La questione della finitezza e dei limiti – ha ricordato il professor Ugo Perone, dell’Università del Piemonte Orientale – è un tema prevalentemente moderno. In Heidegger esso assume una rilevanza speciale, perché la differenza ontologica diviene snodo decisivo nel quale “si incrociano la finitezza gettata del Dasein ( esperienza dell’essere) e la domanda ontologica fondamentale circa l’Essere”.

 

 

 

Il problema però può essere rintracciato anche nell’Antichità e nel Medioevo, ma con modalità e tonalità diverse. Nuova in ogni caso è la consapevolezza di una specifica asimmetria del nesso tra l’Essere ed essere finito.

● **RECORD FORNITI**
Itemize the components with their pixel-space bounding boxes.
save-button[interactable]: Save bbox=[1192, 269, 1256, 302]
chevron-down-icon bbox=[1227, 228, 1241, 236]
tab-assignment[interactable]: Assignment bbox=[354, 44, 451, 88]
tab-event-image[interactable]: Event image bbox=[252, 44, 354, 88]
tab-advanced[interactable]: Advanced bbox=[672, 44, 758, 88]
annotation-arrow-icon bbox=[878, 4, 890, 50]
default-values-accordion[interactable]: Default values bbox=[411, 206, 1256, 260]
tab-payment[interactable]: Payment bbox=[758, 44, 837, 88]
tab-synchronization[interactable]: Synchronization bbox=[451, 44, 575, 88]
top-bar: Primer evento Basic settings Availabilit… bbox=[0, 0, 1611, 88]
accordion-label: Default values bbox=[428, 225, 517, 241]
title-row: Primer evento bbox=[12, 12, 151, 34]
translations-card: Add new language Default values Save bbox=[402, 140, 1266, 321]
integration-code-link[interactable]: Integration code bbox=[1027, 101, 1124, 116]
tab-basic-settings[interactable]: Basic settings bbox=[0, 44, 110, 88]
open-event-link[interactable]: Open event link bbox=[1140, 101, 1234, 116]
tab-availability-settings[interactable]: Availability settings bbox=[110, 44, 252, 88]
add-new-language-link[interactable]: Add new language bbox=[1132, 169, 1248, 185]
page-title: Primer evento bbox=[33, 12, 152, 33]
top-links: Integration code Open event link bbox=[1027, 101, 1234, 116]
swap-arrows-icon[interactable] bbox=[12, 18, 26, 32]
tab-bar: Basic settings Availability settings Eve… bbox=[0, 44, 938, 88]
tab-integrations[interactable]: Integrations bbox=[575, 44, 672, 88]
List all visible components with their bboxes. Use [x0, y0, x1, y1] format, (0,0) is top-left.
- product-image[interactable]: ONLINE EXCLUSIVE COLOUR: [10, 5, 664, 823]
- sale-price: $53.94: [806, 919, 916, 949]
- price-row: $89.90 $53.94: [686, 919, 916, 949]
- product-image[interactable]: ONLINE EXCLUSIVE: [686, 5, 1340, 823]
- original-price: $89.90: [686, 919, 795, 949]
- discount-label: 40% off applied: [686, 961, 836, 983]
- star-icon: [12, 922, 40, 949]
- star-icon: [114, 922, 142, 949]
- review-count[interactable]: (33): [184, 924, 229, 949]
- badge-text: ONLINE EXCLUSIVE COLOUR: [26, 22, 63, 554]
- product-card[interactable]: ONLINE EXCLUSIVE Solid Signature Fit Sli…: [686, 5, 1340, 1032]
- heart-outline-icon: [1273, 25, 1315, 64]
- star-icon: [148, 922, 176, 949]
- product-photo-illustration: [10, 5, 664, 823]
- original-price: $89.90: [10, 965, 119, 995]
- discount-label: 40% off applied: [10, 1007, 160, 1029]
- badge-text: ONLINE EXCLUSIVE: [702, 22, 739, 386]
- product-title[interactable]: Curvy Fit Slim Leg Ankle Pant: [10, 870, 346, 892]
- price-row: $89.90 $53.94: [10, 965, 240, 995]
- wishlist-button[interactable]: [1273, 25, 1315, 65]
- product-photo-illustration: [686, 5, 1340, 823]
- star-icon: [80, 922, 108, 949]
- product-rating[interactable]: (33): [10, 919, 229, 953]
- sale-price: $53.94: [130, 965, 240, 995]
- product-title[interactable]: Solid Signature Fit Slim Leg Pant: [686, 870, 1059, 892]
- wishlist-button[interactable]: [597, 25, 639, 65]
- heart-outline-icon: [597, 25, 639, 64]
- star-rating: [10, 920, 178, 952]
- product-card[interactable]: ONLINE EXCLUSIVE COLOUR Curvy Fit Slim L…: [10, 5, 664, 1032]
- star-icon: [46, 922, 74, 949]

● **COMPITI ED ESERCIZI**
- a) Secondo l'estratto della pagina, a quale università appartiene il professor Ugo Perone?
- b) Ricopia senza modifiche le righe dei record, dall'inizio dei record fino alla riga che contiene "- badge-text: ONLINE EXCLUSIVE COLOUR: [26, 22, 63, 554]", inclusa.

● **RISULTATI ATTESI**
- a) All'Università del Piemonte Orientale.

- b)
Itemize the components with their pixel-space bounding boxes.
save-button[interactable]: Save bbox=[1192, 269, 1256, 302]
chevron-down-icon bbox=[1227, 228, 1241, 236]
tab-assignment[interactable]: Assignment bbox=[354, 44, 451, 88]
tab-event-image[interactable]: Event image bbox=[252, 44, 354, 88]
tab-advanced[interactable]: Advanced bbox=[672, 44, 758, 88]
annotation-arrow-icon bbox=[878, 4, 890, 50]
default-values-accordion[interactable]: Default values bbox=[411, 206, 1256, 260]
tab-payment[interactable]: Payment bbox=[758, 44, 837, 88]
tab-synchronization[interactable]: Synchronization bbox=[451, 44, 575, 88]
top-bar: Primer evento Basic settings Availabilit… bbox=[0, 0, 1611, 88]
accordion-label: Default values bbox=[428, 225, 517, 241]
title-row: Primer evento bbox=[12, 12, 151, 34]
translations-card: Add new language Default values Save bbox=[402, 140, 1266, 321]
integration-code-link[interactable]: Integration code bbox=[1027, 101, 1124, 116]
tab-basic-settings[interactable]: Basic settings bbox=[0, 44, 110, 88]
open-event-link[interactable]: Open event link bbox=[1140, 101, 1234, 116]
tab-availability-settings[interactable]: Availability settings bbox=[110, 44, 252, 88]
add-new-language-link[interactable]: Add new language bbox=[1132, 169, 1248, 185]
page-title: Primer evento bbox=[33, 12, 152, 33]
top-links: Integration code Open event link bbox=[1027, 101, 1234, 116]
swap-arrows-icon[interactable] bbox=[12, 18, 26, 32]
tab-bar: Basic settings Availability settings Eve… bbox=[0, 44, 938, 88]
tab-integrations[interactable]: Integrations bbox=[575, 44, 672, 88]
List all visible components with their bboxes. Use [x0, y0, x1, y1] format, (0,0) is top-left.
- product-image[interactable]: ONLINE EXCLUSIVE COLOUR: [10, 5, 664, 823]
- sale-price: $53.94: [806, 919, 916, 949]
- price-row: $89.90 $53.94: [686, 919, 916, 949]
- product-image[interactable]: ONLINE EXCLUSIVE: [686, 5, 1340, 823]
- original-price: $89.90: [686, 919, 795, 949]
- discount-label: 40% off applied: [686, 961, 836, 983]
- star-icon: [12, 922, 40, 949]
- star-icon: [114, 922, 142, 949]
- review-count[interactable]: (33): [184, 924, 229, 949]
- badge-text: ONLINE EXCLUSIVE COLOUR: [26, 22, 63, 554]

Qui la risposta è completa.